● **Data for the task**
┌──
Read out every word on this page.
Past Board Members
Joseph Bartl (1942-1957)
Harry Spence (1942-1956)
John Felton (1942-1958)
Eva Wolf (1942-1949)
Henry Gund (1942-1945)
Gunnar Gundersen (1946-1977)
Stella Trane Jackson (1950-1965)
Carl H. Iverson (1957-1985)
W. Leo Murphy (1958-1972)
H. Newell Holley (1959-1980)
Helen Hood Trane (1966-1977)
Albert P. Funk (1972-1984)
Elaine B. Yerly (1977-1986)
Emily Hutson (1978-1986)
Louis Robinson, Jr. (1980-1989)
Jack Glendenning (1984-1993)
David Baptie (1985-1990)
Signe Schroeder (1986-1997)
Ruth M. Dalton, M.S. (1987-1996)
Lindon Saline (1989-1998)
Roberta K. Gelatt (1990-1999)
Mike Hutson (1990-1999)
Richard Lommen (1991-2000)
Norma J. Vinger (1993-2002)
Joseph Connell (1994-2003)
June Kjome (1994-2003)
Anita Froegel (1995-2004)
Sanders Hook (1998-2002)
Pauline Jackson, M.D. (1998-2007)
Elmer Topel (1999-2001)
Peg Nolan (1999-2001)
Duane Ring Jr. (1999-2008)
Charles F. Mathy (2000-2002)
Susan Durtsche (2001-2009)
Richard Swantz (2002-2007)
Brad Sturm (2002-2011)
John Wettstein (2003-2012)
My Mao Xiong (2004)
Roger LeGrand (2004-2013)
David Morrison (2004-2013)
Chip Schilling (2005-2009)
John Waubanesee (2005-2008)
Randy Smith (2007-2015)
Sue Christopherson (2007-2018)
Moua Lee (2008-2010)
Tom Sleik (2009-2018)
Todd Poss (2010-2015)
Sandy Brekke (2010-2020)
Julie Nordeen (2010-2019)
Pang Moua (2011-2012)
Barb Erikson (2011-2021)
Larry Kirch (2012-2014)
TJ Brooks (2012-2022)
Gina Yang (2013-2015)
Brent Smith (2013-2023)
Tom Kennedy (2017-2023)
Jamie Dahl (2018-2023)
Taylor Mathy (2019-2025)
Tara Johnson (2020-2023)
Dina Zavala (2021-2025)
└──
● **Aim**
Copy out all of the lines above exactly.

● **Answer to the task**
Read out every word on this page.
Past Board Members
Joseph Bartl (1942-1957)
Harry Spence (1942-1956)
John Felton (1942-1958)
Eva Wolf (1942-1949)
Henry Gund (1942-1945)
Gunnar Gundersen (1946-1977)
Stella Trane Jackson (1950-1965)
Carl H. Iverson (1957-1985)
W. Leo Murphy (1958-1972)
H. Newell Holley (1959-1980)
Helen Hood Trane (1966-1977)
Albert P. Funk (1972-1984)
Elaine B. Yerly (1977-1986)
Emily Hutson (1978-1986)
Louis Robinson, Jr. (1980-1989)
Jack Glendenning (1984-1993)
David Baptie (1985-1990)
Signe Schroeder (1986-1997)
Ruth M. Dalton, M.S. (1987-1996)
Lindon Saline (1989-1998)
Roberta K. Gelatt (1990-1999)
Mike Hutson (1990-1999)
Richard Lommen (1991-2000)
Norma J. Vinger (1993-2002)
Joseph Connell (1994-2003)
June Kjome (1994-2003)
Anita Froegel (1995-2004)
Sanders Hook (1998-2002)
Pauline Jackson, M.D. (1998-2007)
Elmer Topel (1999-2001)
Peg Nolan (1999-2001)
Duane Ring Jr. (1999-2008)
Charles F. Mathy (2000-2002)
Susan Durtsche (2001-2009)
Richard Swantz (2002-2007)
Brad Sturm (2002-2011)
John Wettstein (2003-2012)
My Mao Xiong (2004)
Roger LeGrand (2004-2013)
David Morrison (2004-2013)
Chip Schilling (2005-2009)
John Waubanesee (2005-2008)
Randy Smith (2007-2015)
Sue Christopherson (2007-2018)
Moua Lee (2008-2010)
Tom Sleik (2009-2018)
Todd Poss (2010-2015)
Sandy Brekke (2010-2020)
Julie Nordeen (2010-2019)
Pang Moua (2011-2012)
Barb Erikson (2011-2021)
Larry Kirch (2012-2014)
TJ Brooks (2012-2022)
Gina Yang (2013-2015)
Brent Smith (2013-2023)
Tom Kennedy (2017-2023)
Jamie Dahl (2018-2023)
Taylor Mathy (2019-2025)
Tara Johnson (2020-2023)
Dina Zavala (2021-2025)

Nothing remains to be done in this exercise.